Material to process —
>> start

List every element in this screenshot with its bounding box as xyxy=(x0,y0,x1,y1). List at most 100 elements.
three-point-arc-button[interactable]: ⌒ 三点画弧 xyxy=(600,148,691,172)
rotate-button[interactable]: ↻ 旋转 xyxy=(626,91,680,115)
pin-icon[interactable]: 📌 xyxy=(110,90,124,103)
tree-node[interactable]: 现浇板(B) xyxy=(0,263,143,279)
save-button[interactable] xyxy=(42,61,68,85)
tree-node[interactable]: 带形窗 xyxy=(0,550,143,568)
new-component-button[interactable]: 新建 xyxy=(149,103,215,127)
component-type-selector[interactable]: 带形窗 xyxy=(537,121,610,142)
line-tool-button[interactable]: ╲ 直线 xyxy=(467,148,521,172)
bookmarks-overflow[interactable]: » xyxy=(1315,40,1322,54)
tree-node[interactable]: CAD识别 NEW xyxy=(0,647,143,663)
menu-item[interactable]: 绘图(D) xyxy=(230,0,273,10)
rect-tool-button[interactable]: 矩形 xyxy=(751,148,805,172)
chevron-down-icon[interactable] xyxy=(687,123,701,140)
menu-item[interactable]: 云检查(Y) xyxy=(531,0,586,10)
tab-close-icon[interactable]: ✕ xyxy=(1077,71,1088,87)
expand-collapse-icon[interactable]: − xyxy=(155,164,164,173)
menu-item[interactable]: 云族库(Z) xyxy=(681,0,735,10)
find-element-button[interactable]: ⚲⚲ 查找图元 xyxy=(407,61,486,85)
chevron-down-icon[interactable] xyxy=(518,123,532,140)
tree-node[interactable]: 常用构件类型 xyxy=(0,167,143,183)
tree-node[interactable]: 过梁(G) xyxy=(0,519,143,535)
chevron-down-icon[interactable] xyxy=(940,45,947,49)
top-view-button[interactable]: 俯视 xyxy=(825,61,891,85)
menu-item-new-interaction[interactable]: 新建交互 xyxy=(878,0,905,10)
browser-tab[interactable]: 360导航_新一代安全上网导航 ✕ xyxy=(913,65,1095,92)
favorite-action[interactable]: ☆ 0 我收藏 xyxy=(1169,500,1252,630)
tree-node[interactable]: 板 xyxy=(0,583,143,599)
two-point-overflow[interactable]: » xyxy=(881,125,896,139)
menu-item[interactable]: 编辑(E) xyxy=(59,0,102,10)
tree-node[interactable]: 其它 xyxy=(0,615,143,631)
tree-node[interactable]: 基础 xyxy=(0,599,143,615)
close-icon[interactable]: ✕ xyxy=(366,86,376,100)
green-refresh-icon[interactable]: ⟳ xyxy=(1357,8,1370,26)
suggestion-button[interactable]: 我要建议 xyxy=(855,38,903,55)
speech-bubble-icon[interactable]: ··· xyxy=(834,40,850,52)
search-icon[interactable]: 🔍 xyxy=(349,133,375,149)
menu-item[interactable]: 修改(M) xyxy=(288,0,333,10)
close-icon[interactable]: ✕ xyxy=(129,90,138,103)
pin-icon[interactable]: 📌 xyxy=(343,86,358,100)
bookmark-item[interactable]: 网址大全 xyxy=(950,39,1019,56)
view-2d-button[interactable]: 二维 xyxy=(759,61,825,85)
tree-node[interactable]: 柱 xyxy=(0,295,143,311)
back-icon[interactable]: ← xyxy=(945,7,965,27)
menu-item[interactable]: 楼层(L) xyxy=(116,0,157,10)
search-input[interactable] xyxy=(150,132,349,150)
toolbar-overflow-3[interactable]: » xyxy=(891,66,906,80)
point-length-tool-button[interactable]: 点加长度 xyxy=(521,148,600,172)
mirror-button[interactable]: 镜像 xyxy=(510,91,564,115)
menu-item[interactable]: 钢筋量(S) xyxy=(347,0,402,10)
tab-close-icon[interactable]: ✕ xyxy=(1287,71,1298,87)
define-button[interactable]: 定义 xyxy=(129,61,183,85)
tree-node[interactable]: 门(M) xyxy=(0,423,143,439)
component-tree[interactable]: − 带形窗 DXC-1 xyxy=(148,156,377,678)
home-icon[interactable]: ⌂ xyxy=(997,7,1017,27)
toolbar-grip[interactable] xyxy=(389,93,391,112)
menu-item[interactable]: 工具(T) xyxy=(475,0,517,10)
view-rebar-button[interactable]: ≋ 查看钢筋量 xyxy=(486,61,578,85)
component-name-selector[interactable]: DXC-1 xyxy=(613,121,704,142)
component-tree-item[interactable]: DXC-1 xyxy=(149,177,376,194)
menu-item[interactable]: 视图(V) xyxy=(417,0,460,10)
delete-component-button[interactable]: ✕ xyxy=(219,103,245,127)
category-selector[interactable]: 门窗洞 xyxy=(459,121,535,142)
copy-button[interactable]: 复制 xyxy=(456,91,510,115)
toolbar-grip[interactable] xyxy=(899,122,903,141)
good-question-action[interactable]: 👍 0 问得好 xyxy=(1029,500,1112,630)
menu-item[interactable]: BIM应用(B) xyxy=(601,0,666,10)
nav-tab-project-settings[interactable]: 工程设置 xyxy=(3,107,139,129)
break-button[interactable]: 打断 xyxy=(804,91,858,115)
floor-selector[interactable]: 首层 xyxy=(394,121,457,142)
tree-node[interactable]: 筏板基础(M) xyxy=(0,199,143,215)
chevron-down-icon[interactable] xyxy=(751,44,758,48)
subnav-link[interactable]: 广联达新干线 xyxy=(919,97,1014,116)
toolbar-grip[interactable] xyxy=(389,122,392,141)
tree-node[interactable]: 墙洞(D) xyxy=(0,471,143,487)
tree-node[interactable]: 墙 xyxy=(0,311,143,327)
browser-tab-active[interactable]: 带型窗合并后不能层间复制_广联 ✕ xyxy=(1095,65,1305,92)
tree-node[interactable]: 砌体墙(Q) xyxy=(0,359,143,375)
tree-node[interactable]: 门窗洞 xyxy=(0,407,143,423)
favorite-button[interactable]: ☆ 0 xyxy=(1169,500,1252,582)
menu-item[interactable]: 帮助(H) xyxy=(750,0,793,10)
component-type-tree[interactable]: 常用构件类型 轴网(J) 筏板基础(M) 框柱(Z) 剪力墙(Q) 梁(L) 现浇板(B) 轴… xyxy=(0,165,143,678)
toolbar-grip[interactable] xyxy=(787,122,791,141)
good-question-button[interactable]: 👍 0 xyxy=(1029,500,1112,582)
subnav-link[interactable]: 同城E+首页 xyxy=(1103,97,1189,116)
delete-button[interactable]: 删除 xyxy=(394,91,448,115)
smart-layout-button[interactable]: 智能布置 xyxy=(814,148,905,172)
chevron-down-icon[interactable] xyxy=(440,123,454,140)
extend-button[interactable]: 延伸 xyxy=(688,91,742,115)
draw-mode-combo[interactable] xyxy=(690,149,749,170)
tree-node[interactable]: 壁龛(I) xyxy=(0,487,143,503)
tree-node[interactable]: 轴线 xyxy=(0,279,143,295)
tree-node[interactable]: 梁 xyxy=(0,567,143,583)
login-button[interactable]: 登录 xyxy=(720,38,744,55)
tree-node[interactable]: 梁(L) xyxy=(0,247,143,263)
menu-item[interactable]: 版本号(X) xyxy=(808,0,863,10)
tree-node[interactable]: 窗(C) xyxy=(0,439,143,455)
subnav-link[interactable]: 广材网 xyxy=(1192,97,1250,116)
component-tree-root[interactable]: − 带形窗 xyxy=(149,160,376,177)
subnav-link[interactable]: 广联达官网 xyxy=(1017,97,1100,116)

>> end

Work to be completed — Render every one of the rows above as a Markdown table, omitting blank lines. Use two columns: Number for the row number and Text for the line itself.

Answer to the task —
| Number | Text |
|---|---|
| 1 | List every element in this screenshot with its bounding box as xyxy=(x0,y0,x1,y1). List at most 100 elements. |
| 2 | three-point-arc-button[interactable]: ⌒ 三点画弧 xyxy=(600,148,691,172) |
| 3 | rotate-button[interactable]: ↻ 旋转 xyxy=(626,91,680,115) |
| 4 | pin-icon[interactable]: 📌 xyxy=(110,90,124,103) |
| 5 | tree-node[interactable]: 现浇板(B) xyxy=(0,263,143,279) |
| 6 | save-button[interactable] xyxy=(42,61,68,85) |
| 7 | tree-node[interactable]: 带形窗 xyxy=(0,550,143,568) |
| 8 | new-component-button[interactable]: 新建 xyxy=(149,103,215,127) |
| 9 | component-type-selector[interactable]: 带形窗 xyxy=(537,121,610,142) |
| 10 | line-tool-button[interactable]: ╲ 直线 xyxy=(467,148,521,172) |
| 11 | bookmarks-overflow[interactable]: » xyxy=(1315,40,1322,54) |
| 12 | tree-node[interactable]: CAD识别 NEW xyxy=(0,647,143,663) |
| 13 | menu-item[interactable]: 绘图(D) xyxy=(230,0,273,10) |
| 14 | rect-tool-button[interactable]: 矩形 xyxy=(751,148,805,172) |
| 15 | chevron-down-icon[interactable] xyxy=(687,123,701,140) |
| 16 | menu-item[interactable]: 云检查(Y) xyxy=(531,0,586,10) |
| 17 | tab-close-icon[interactable]: ✕ xyxy=(1077,71,1088,87) |
| 18 | expand-collapse-icon[interactable]: − xyxy=(155,164,164,173) |
| 19 | menu-item[interactable]: 云族库(Z) xyxy=(681,0,735,10) |
| 20 | find-element-button[interactable]: ⚲⚲ 查找图元 xyxy=(407,61,486,85) |
| 21 | chevron-down-icon[interactable] xyxy=(518,123,532,140) |
| 22 | tree-node[interactable]: 常用构件类型 xyxy=(0,167,143,183) |
| 23 | tree-node[interactable]: 过梁(G) xyxy=(0,519,143,535) |
| 24 | chevron-down-icon[interactable] xyxy=(940,45,947,49) |
| 25 | top-view-button[interactable]: 俯视 xyxy=(825,61,891,85) |
| 26 | menu-item-new-interaction[interactable]: 新建交互 xyxy=(878,0,905,10) |
| 27 | browser-tab[interactable]: 360导航_新一代安全上网导航 ✕ xyxy=(913,65,1095,92) |
| 28 | favorite-action[interactable]: ☆ 0 我收藏 xyxy=(1169,500,1252,630) |
| 29 | tree-node[interactable]: 板 xyxy=(0,583,143,599) |
| 30 | two-point-overflow[interactable]: » xyxy=(881,125,896,139) |
| 31 | menu-item[interactable]: 编辑(E) xyxy=(59,0,102,10) |
| 32 | tree-node[interactable]: 其它 xyxy=(0,615,143,631) |
| 33 | tree-node[interactable]: 基础 xyxy=(0,599,143,615) |
| 34 | close-icon[interactable]: ✕ xyxy=(366,86,376,100) |
| 35 | green-refresh-icon[interactable]: ⟳ xyxy=(1357,8,1370,26) |
| 36 | suggestion-button[interactable]: 我要建议 xyxy=(855,38,903,55) |
| 37 | speech-bubble-icon[interactable]: ··· xyxy=(834,40,850,52) |
| 38 | search-icon[interactable]: 🔍 xyxy=(349,133,375,149) |
| 39 | menu-item[interactable]: 修改(M) xyxy=(288,0,333,10) |
| 40 | close-icon[interactable]: ✕ xyxy=(129,90,138,103) |
| 41 | pin-icon[interactable]: 📌 xyxy=(343,86,358,100) |
| 42 | bookmark-item[interactable]: 网址大全 xyxy=(950,39,1019,56) |
| 43 | view-2d-button[interactable]: 二维 xyxy=(759,61,825,85) |
| 44 | tree-node[interactable]: 柱 xyxy=(0,295,143,311) |
| 45 | back-icon[interactable]: ← xyxy=(945,7,965,27) |
| 46 | menu-item[interactable]: 楼层(L) xyxy=(116,0,157,10) |
| 47 | search-input[interactable] xyxy=(150,132,349,150) |
| 48 | toolbar-overflow-3[interactable]: » xyxy=(891,66,906,80) |
| 49 | point-length-tool-button[interactable]: 点加长度 xyxy=(521,148,600,172) |
| 50 | mirror-button[interactable]: 镜像 xyxy=(510,91,564,115) |
| 51 | menu-item[interactable]: 钢筋量(S) xyxy=(347,0,402,10) |
| 52 | tab-close-icon[interactable]: ✕ xyxy=(1287,71,1298,87) |
| 53 | define-button[interactable]: 定义 xyxy=(129,61,183,85) |
| 54 | tree-node[interactable]: 门(M) xyxy=(0,423,143,439) |
| 55 | component-tree[interactable]: − 带形窗 DXC-1 xyxy=(148,156,377,678) |
| 56 | home-icon[interactable]: ⌂ xyxy=(997,7,1017,27) |
| 57 | toolbar-grip[interactable] xyxy=(389,93,391,112) |
| 58 | menu-item[interactable]: 工具(T) xyxy=(475,0,517,10) |
| 59 | view-rebar-button[interactable]: ≋ 查看钢筋量 xyxy=(486,61,578,85) |
| 60 | component-name-selector[interactable]: DXC-1 xyxy=(613,121,704,142) |
| 61 | component-tree-item[interactable]: DXC-1 xyxy=(149,177,376,194) |
| 62 | menu-item[interactable]: 视图(V) xyxy=(417,0,460,10) |
| 63 | delete-component-button[interactable]: ✕ xyxy=(219,103,245,127) |
| 64 | category-selector[interactable]: 门窗洞 xyxy=(459,121,535,142) |
| 65 | copy-button[interactable]: 复制 xyxy=(456,91,510,115) |
| 66 | toolbar-grip[interactable] xyxy=(899,122,903,141) |
| 67 | good-question-action[interactable]: 👍 0 问得好 xyxy=(1029,500,1112,630) |
| 68 | menu-item[interactable]: BIM应用(B) xyxy=(601,0,666,10) |
| 69 | nav-tab-project-settings[interactable]: 工程设置 xyxy=(3,107,139,129) |
| 70 | break-button[interactable]: 打断 xyxy=(804,91,858,115) |
| 71 | floor-selector[interactable]: 首层 xyxy=(394,121,457,142) |
| 72 | tree-node[interactable]: 筏板基础(M) xyxy=(0,199,143,215) |
| 73 | chevron-down-icon[interactable] xyxy=(751,44,758,48) |
| 74 | subnav-link[interactable]: 广联达新干线 xyxy=(919,97,1014,116) |
| 75 | toolbar-grip[interactable] xyxy=(389,122,392,141) |
| 76 | tree-node[interactable]: 墙洞(D) xyxy=(0,471,143,487) |
| 77 | tree-node[interactable]: 墙 xyxy=(0,311,143,327) |
| 78 | browser-tab-active[interactable]: 带型窗合并后不能层间复制_广联 ✕ xyxy=(1095,65,1305,92) |
| 79 | tree-node[interactable]: 砌体墙(Q) xyxy=(0,359,143,375) |
| 80 | tree-node[interactable]: 门窗洞 xyxy=(0,407,143,423) |
| 81 | favorite-button[interactable]: ☆ 0 xyxy=(1169,500,1252,582) |
| 82 | menu-item[interactable]: 帮助(H) xyxy=(750,0,793,10) |
| 83 | component-type-tree[interactable]: 常用构件类型 轴网(J) 筏板基础(M) 框柱(Z) 剪力墙(Q) 梁(L) 现浇板(B) 轴… xyxy=(0,165,143,678) |
| 84 | toolbar-grip[interactable] xyxy=(787,122,791,141) |
| 85 | good-question-button[interactable]: 👍 0 xyxy=(1029,500,1112,582) |
| 86 | subnav-link[interactable]: 同城E+首页 xyxy=(1103,97,1189,116) |
| 87 | delete-button[interactable]: 删除 xyxy=(394,91,448,115) |
| 88 | smart-layout-button[interactable]: 智能布置 xyxy=(814,148,905,172) |
| 89 | chevron-down-icon[interactable] xyxy=(440,123,454,140) |
| 90 | extend-button[interactable]: 延伸 xyxy=(688,91,742,115) |
| 91 | draw-mode-combo[interactable] xyxy=(690,149,749,170) |
| 92 | tree-node[interactable]: 壁龛(I) xyxy=(0,487,143,503) |
| 93 | tree-node[interactable]: 轴线 xyxy=(0,279,143,295) |
| 94 | tree-node[interactable]: 梁 xyxy=(0,567,143,583) |
| 95 | login-button[interactable]: 登录 xyxy=(720,38,744,55) |
| 96 | tree-node[interactable]: 梁(L) xyxy=(0,247,143,263) |
| 97 | menu-item[interactable]: 版本号(X) xyxy=(808,0,863,10) |
| 98 | tree-node[interactable]: 窗(C) xyxy=(0,439,143,455) |
| 99 | subnav-link[interactable]: 广材网 xyxy=(1192,97,1250,116) |
| 100 | component-tree-root[interactable]: − 带形窗 xyxy=(149,160,376,177) |
| 101 | subnav-link[interactable]: 广联达官网 xyxy=(1017,97,1100,116) |